--- begin DATASET ROWS ---

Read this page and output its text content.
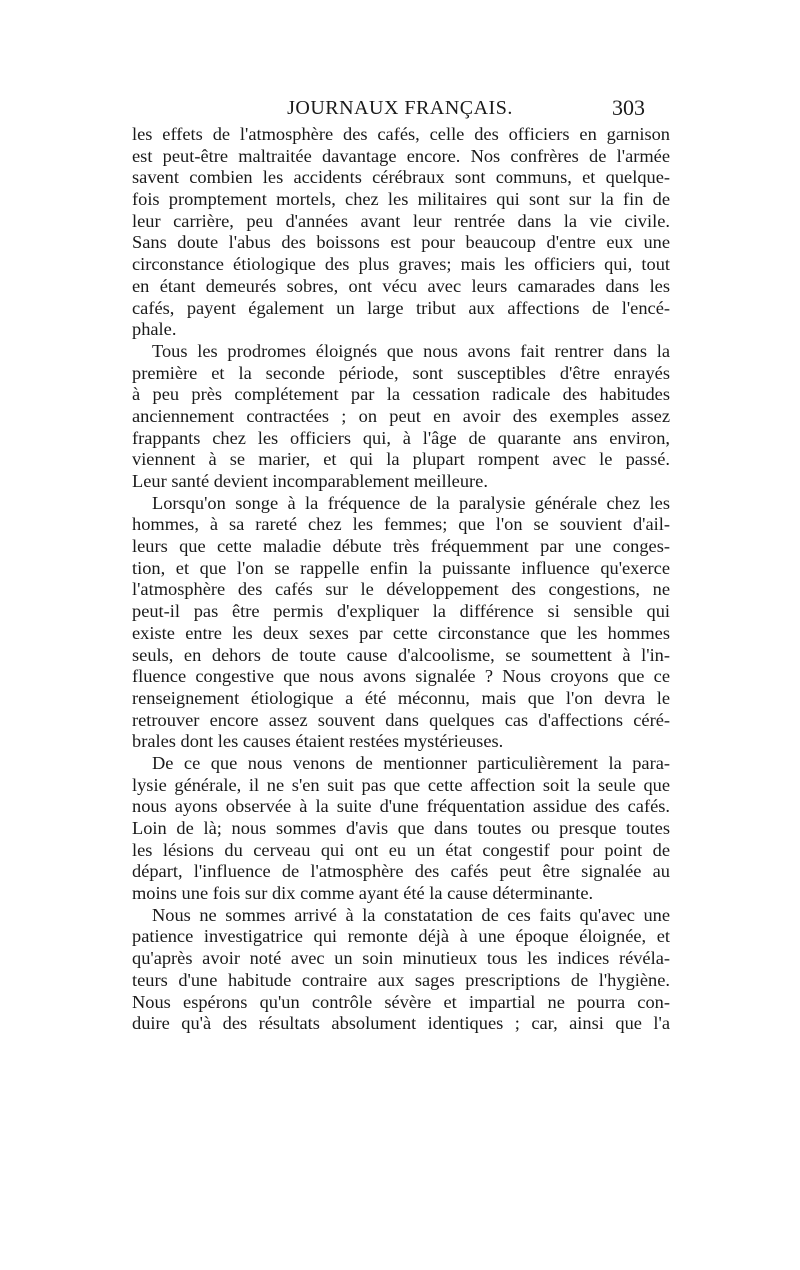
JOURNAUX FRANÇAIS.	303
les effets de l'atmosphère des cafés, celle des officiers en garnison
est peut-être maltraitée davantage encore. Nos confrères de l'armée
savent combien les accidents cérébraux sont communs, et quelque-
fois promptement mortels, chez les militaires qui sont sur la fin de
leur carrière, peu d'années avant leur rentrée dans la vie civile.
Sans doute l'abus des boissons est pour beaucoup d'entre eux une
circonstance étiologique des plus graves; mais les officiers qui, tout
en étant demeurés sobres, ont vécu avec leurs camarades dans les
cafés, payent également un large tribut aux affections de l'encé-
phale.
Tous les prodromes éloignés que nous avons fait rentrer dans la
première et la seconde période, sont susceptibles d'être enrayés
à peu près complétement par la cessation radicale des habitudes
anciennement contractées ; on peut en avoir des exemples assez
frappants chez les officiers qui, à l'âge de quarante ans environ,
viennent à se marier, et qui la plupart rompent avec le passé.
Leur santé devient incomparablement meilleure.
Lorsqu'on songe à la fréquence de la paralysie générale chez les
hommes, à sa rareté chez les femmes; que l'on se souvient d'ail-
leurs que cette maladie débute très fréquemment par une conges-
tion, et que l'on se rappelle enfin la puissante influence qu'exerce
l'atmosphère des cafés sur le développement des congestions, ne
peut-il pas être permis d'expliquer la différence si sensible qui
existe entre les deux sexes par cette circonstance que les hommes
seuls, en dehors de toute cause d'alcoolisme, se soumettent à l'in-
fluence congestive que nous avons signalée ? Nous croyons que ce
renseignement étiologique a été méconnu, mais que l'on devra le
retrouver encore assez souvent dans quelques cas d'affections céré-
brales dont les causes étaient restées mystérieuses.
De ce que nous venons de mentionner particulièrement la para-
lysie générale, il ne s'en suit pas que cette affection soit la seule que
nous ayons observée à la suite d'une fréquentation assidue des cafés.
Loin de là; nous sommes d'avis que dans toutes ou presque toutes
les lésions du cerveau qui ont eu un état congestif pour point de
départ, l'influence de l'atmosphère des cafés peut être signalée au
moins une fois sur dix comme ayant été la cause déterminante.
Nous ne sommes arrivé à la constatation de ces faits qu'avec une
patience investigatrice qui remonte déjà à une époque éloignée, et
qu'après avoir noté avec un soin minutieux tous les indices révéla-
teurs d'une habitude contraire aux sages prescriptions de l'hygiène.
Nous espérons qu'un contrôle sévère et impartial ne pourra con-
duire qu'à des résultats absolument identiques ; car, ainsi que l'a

--- end DATASET ROWS ---

OBJECTIVE. Copy out all the entries exactly. Images stay out of the copy.

FINAL RESULT.
Read this page and output its text content.
JOURNAUX FRANÇAIS.	303
les effets de l'atmosphère des cafés, celle des officiers en garnison
est peut-être maltraitée davantage encore. Nos confrères de l'armée
savent combien les accidents cérébraux sont communs, et quelque-
fois promptement mortels, chez les militaires qui sont sur la fin de
leur carrière, peu d'années avant leur rentrée dans la vie civile.
Sans doute l'abus des boissons est pour beaucoup d'entre eux une
circonstance étiologique des plus graves; mais les officiers qui, tout
en étant demeurés sobres, ont vécu avec leurs camarades dans les
cafés, payent également un large tribut aux affections de l'encé-
phale.
Tous les prodromes éloignés que nous avons fait rentrer dans la
première et la seconde période, sont susceptibles d'être enrayés
à peu près complétement par la cessation radicale des habitudes
anciennement contractées ; on peut en avoir des exemples assez
frappants chez les officiers qui, à l'âge de quarante ans environ,
viennent à se marier, et qui la plupart rompent avec le passé.
Leur santé devient incomparablement meilleure.
Lorsqu'on songe à la fréquence de la paralysie générale chez les
hommes, à sa rareté chez les femmes; que l'on se souvient d'ail-
leurs que cette maladie débute très fréquemment par une conges-
tion, et que l'on se rappelle enfin la puissante influence qu'exerce
l'atmosphère des cafés sur le développement des congestions, ne
peut-il pas être permis d'expliquer la différence si sensible qui
existe entre les deux sexes par cette circonstance que les hommes
seuls, en dehors de toute cause d'alcoolisme, se soumettent à l'in-
fluence congestive que nous avons signalée ? Nous croyons que ce
renseignement étiologique a été méconnu, mais que l'on devra le
retrouver encore assez souvent dans quelques cas d'affections céré-
brales dont les causes étaient restées mystérieuses.
De ce que nous venons de mentionner particulièrement la para-
lysie générale, il ne s'en suit pas que cette affection soit la seule que
nous ayons observée à la suite d'une fréquentation assidue des cafés.
Loin de là; nous sommes d'avis que dans toutes ou presque toutes
les lésions du cerveau qui ont eu un état congestif pour point de
départ, l'influence de l'atmosphère des cafés peut être signalée au
moins une fois sur dix comme ayant été la cause déterminante.
Nous ne sommes arrivé à la constatation de ces faits qu'avec une
patience investigatrice qui remonte déjà à une époque éloignée, et
qu'après avoir noté avec un soin minutieux tous les indices révéla-
teurs d'une habitude contraire aux sages prescriptions de l'hygiène.
Nous espérons qu'un contrôle sévère et impartial ne pourra con-
duire qu'à des résultats absolument identiques ; car, ainsi que l'a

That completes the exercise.